* _GOAL OF THE EXERCISE_
Copy all of the data below, replacing every "Bar" with "Box" and leaving everything else unchanged. Omit the pictures from your copy.

begin RECORDED DATA

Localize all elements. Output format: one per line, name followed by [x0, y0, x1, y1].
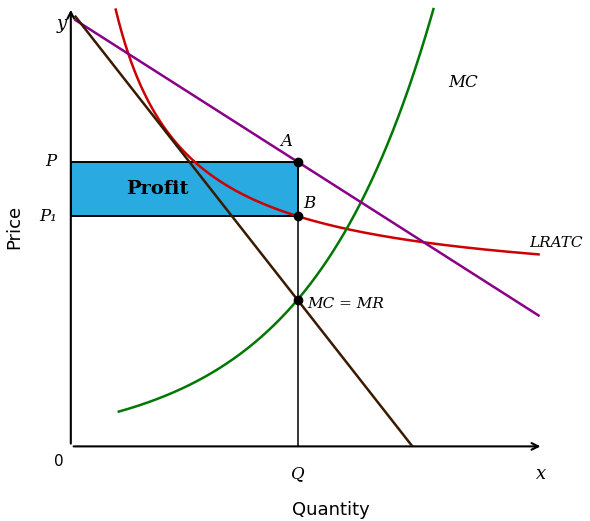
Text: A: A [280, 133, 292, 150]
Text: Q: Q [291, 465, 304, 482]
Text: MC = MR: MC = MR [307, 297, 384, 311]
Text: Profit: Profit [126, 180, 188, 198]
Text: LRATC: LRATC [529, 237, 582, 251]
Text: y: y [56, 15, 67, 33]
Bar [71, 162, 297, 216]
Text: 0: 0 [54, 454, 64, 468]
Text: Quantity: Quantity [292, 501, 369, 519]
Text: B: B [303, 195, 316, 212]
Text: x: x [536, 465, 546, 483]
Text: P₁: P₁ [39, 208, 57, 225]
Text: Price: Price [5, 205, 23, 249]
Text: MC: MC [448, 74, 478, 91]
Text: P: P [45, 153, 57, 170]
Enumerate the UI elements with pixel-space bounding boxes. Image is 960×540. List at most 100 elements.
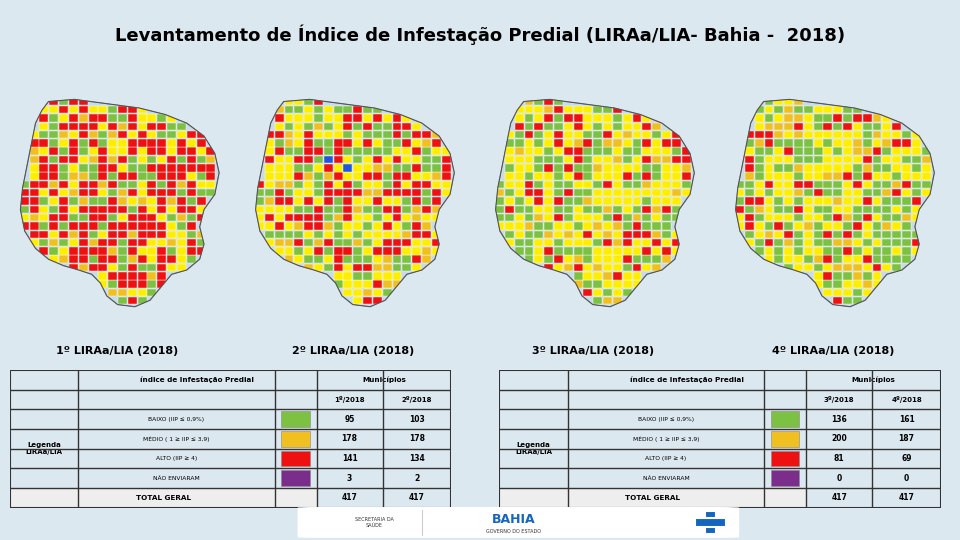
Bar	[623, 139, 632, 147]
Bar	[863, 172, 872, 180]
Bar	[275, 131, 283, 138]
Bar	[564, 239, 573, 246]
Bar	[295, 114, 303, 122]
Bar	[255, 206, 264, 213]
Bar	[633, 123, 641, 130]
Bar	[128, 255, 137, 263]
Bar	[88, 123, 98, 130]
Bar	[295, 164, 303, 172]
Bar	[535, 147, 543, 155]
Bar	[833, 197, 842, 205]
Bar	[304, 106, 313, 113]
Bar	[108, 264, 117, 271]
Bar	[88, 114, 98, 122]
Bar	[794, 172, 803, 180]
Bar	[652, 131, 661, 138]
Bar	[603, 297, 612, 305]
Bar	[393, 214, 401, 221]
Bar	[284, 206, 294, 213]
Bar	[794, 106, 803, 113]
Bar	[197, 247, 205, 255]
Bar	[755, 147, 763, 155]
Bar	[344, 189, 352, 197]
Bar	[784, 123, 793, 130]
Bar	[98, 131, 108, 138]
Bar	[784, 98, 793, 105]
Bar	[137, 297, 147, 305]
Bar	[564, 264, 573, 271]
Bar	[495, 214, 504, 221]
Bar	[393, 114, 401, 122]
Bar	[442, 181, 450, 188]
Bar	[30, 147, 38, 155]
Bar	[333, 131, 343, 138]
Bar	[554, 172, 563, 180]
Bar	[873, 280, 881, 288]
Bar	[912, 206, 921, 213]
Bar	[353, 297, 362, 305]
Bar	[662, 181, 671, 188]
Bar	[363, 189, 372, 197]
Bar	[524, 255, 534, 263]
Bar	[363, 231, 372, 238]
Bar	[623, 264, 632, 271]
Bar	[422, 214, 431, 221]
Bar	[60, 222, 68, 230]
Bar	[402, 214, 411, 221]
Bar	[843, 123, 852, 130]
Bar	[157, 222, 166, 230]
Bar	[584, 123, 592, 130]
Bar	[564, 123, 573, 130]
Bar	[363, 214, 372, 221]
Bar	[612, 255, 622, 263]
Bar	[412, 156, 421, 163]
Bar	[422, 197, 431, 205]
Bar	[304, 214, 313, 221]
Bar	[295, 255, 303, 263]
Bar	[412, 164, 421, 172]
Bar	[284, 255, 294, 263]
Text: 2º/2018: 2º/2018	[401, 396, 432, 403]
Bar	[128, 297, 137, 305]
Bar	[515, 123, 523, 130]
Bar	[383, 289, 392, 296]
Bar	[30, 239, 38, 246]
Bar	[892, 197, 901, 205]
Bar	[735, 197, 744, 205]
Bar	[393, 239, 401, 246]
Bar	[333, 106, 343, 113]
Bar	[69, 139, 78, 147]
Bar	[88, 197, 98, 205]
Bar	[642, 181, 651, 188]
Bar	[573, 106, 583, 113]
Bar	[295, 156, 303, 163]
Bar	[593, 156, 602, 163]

end RECORDED DATA

* _RESPONSE_
Localize all elements. Output format: one per line, name followed by [x0, y0, x1, y1].
Text: A: A [280, 133, 292, 150]
Text: Q: Q [291, 465, 304, 482]
Text: MC = MR: MC = MR [307, 297, 384, 311]
Text: Profit: Profit [126, 180, 188, 198]
Text: LRATC: LRATC [529, 237, 582, 251]
Text: y: y [56, 15, 67, 33]
Box [71, 162, 297, 216]
Text: 0: 0 [54, 454, 64, 468]
Text: Quantity: Quantity [292, 501, 369, 519]
Text: B: B [303, 195, 316, 212]
Text: x: x [536, 465, 546, 483]
Text: P₁: P₁ [39, 208, 57, 225]
Text: Price: Price [5, 205, 23, 249]
Text: MC: MC [448, 74, 478, 91]
Text: P: P [45, 153, 57, 170]
Enumerate the UI elements with pixel-space bounding boxes. Image is 960×540. List at most 100 elements.
Box	[623, 139, 632, 147]
Box	[863, 172, 872, 180]
Box	[275, 131, 283, 138]
Box	[564, 239, 573, 246]
Box	[295, 114, 303, 122]
Box	[255, 206, 264, 213]
Box	[633, 123, 641, 130]
Box	[128, 255, 137, 263]
Box	[88, 123, 98, 130]
Box	[295, 164, 303, 172]
Box	[535, 147, 543, 155]
Box	[833, 197, 842, 205]
Box	[304, 106, 313, 113]
Box	[108, 264, 117, 271]
Box	[88, 114, 98, 122]
Box	[794, 172, 803, 180]
Box	[652, 131, 661, 138]
Box	[603, 297, 612, 305]
Box	[393, 214, 401, 221]
Box	[284, 206, 294, 213]
Box	[794, 106, 803, 113]
Box	[197, 247, 205, 255]
Box	[755, 147, 763, 155]
Box	[344, 189, 352, 197]
Box	[784, 123, 793, 130]
Box	[98, 131, 108, 138]
Box	[784, 98, 793, 105]
Box	[137, 297, 147, 305]
Box	[564, 264, 573, 271]
Box	[495, 214, 504, 221]
Box	[393, 114, 401, 122]
Box	[442, 181, 450, 188]
Box	[30, 147, 38, 155]
Box	[333, 131, 343, 138]
Box	[554, 172, 563, 180]
Box	[873, 280, 881, 288]
Box	[912, 206, 921, 213]
Box	[353, 297, 362, 305]
Box	[662, 181, 671, 188]
Box	[363, 189, 372, 197]
Box	[524, 255, 534, 263]
Box	[363, 231, 372, 238]
Box	[623, 264, 632, 271]
Box	[422, 214, 431, 221]
Box	[60, 222, 68, 230]
Box	[402, 214, 411, 221]
Box	[843, 123, 852, 130]
Box	[157, 222, 166, 230]
Box	[584, 123, 592, 130]
Box	[564, 123, 573, 130]
Box	[363, 214, 372, 221]
Box	[612, 255, 622, 263]
Box	[412, 156, 421, 163]
Box	[422, 197, 431, 205]
Box	[304, 214, 313, 221]
Box	[295, 255, 303, 263]
Box	[412, 164, 421, 172]
Box	[284, 255, 294, 263]
Text: 2º/2018: 2º/2018	[401, 396, 432, 403]
Box	[128, 297, 137, 305]
Box	[515, 123, 523, 130]
Box	[383, 289, 392, 296]
Box	[30, 239, 38, 246]
Box	[892, 197, 901, 205]
Box	[735, 197, 744, 205]
Box	[393, 239, 401, 246]
Box	[333, 106, 343, 113]
Box	[69, 139, 78, 147]
Box	[88, 197, 98, 205]
Box	[642, 181, 651, 188]
Box	[573, 106, 583, 113]
Box	[295, 156, 303, 163]
Box	[593, 156, 602, 163]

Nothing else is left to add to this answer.